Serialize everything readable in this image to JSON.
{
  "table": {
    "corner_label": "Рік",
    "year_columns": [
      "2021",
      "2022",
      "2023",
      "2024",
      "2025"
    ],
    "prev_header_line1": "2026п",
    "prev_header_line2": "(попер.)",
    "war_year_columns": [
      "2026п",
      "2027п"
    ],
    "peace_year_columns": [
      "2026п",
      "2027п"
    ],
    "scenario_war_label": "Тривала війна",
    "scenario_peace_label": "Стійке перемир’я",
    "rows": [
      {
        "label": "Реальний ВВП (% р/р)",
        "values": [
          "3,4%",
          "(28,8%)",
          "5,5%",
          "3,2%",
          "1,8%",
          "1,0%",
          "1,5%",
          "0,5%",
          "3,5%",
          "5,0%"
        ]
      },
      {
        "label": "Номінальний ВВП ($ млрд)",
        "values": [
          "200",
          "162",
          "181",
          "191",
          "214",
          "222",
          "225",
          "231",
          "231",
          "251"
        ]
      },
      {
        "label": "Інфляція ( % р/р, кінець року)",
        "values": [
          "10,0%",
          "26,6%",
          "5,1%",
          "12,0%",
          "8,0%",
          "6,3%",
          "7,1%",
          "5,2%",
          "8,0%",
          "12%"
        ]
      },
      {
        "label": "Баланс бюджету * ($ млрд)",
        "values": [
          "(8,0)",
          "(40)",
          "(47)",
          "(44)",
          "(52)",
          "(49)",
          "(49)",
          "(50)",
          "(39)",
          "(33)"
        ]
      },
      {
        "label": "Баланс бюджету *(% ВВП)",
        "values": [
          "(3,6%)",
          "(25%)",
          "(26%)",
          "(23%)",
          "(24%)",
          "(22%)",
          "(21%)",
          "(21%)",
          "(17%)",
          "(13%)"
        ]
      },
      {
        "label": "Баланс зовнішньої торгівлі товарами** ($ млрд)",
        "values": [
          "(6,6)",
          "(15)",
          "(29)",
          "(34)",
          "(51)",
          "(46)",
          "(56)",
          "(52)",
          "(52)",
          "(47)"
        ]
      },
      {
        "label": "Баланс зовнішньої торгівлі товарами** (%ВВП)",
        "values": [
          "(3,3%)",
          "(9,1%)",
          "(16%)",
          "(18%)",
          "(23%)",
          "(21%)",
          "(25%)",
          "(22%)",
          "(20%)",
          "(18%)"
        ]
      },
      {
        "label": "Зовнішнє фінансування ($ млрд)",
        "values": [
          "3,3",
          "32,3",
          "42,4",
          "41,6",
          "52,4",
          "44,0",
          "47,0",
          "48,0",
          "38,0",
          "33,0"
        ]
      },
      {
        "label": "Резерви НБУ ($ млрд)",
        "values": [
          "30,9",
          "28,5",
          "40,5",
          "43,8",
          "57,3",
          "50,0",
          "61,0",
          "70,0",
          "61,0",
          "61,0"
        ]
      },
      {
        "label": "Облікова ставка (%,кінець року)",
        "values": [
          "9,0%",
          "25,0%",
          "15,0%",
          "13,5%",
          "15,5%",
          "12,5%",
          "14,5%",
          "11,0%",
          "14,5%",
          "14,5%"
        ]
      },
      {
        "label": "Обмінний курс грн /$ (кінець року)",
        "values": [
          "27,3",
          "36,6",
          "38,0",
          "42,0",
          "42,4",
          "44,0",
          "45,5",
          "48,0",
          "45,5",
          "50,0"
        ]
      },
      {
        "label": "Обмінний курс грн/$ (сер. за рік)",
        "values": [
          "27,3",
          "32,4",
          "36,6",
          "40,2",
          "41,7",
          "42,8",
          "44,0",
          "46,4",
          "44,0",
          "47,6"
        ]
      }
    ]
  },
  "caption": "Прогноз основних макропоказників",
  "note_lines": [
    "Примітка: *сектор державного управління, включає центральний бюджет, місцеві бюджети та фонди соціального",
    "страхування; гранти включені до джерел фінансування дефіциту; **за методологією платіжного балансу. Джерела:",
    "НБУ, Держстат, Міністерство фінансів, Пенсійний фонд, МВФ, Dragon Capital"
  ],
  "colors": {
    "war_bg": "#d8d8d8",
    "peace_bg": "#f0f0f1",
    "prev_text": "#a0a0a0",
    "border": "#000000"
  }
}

-=-=-=-=-

(Instructions to follow) Restate each record exactly as written.

(Solved problem)
Serialize everything readable in this image to JSON.
{
  "table": {
    "corner_label": "Рік",
    "year_columns": [
      "2021",
      "2022",
      "2023",
      "2024",
      "2025"
    ],
    "prev_header_line1": "2026п",
    "prev_header_line2": "(попер.)",
    "war_year_columns": [
      "2026п",
      "2027п"
    ],
    "peace_year_columns": [
      "2026п",
      "2027п"
    ],
    "scenario_war_label": "Тривала війна",
    "scenario_peace_label": "Стійке перемир’я",
    "rows": [
      {
        "label": "Реальний ВВП (% р/р)",
        "values": [
          "3,4%",
          "(28,8%)",
          "5,5%",
          "3,2%",
          "1,8%",
          "1,0%",
          "1,5%",
          "0,5%",
          "3,5%",
          "5,0%"
        ]
      },
      {
        "label": "Номінальний ВВП ($ млрд)",
        "values": [
          "200",
          "162",
          "181",
          "191",
          "214",
          "222",
          "225",
          "231",
          "231",
          "251"
        ]
      },
      {
        "label": "Інфляція ( % р/р, кінець року)",
        "values": [
          "10,0%",
          "26,6%",
          "5,1%",
          "12,0%",
          "8,0%",
          "6,3%",
          "7,1%",
          "5,2%",
          "8,0%",
          "12%"
        ]
      },
      {
        "label": "Баланс бюджету * ($ млрд)",
        "values": [
          "(8,0)",
          "(40)",
          "(47)",
          "(44)",
          "(52)",
          "(49)",
          "(49)",
          "(50)",
          "(39)",
          "(33)"
        ]
      },
      {
        "label": "Баланс бюджету *(% ВВП)",
        "values": [
          "(3,6%)",
          "(25%)",
          "(26%)",
          "(23%)",
          "(24%)",
          "(22%)",
          "(21%)",
          "(21%)",
          "(17%)",
          "(13%)"
        ]
      },
      {
        "label": "Баланс зовнішньої торгівлі товарами** ($ млрд)",
        "values": [
          "(6,6)",
          "(15)",
          "(29)",
          "(34)",
          "(51)",
          "(46)",
          "(56)",
          "(52)",
          "(52)",
          "(47)"
        ]
      },
      {
        "label": "Баланс зовнішньої торгівлі товарами** (%ВВП)",
        "values": [
          "(3,3%)",
          "(9,1%)",
          "(16%)",
          "(18%)",
          "(23%)",
          "(21%)",
          "(25%)",
          "(22%)",
          "(20%)",
          "(18%)"
        ]
      },
      {
        "label": "Зовнішнє фінансування ($ млрд)",
        "values": [
          "3,3",
          "32,3",
          "42,4",
          "41,6",
          "52,4",
          "44,0",
          "47,0",
          "48,0",
          "38,0",
          "33,0"
        ]
      },
      {
        "label": "Резерви НБУ ($ млрд)",
        "values": [
          "30,9",
          "28,5",
          "40,5",
          "43,8",
          "57,3",
          "50,0",
          "61,0",
          "70,0",
          "61,0",
          "61,0"
        ]
      },
      {
        "label": "Облікова ставка (%,кінець року)",
        "values": [
          "9,0%",
          "25,0%",
          "15,0%",
          "13,5%",
          "15,5%",
          "12,5%",
          "14,5%",
          "11,0%",
          "14,5%",
          "14,5%"
        ]
      },
      {
        "label": "Обмінний курс грн /$ (кінець року)",
        "values": [
          "27,3",
          "36,6",
          "38,0",
          "42,0",
          "42,4",
          "44,0",
          "45,5",
          "48,0",
          "45,5",
          "50,0"
        ]
      },
      {
        "label": "Обмінний курс грн/$ (сер. за рік)",
        "values": [
          "27,3",
          "32,4",
          "36,6",
          "40,2",
          "41,7",
          "42,8",
          "44,0",
          "46,4",
          "44,0",
          "47,6"
        ]
      }
    ]
  },
  "caption": "Прогноз основних макропоказників",
  "note_lines": [
    "Примітка: *сектор державного управління, включає центральний бюджет, місцеві бюджети та фонди соціального",
    "страхування; гранти включені до джерел фінансування дефіциту; **за методологією платіжного балансу. Джерела:",
    "НБУ, Держстат, Міністерство фінансів, Пенсійний фонд, МВФ, Dragon Capital"
  ],
  "colors": {
    "war_bg": "#d8d8d8",
    "peace_bg": "#f0f0f1",
    "prev_text": "#a0a0a0",
    "border": "#000000"
  }
}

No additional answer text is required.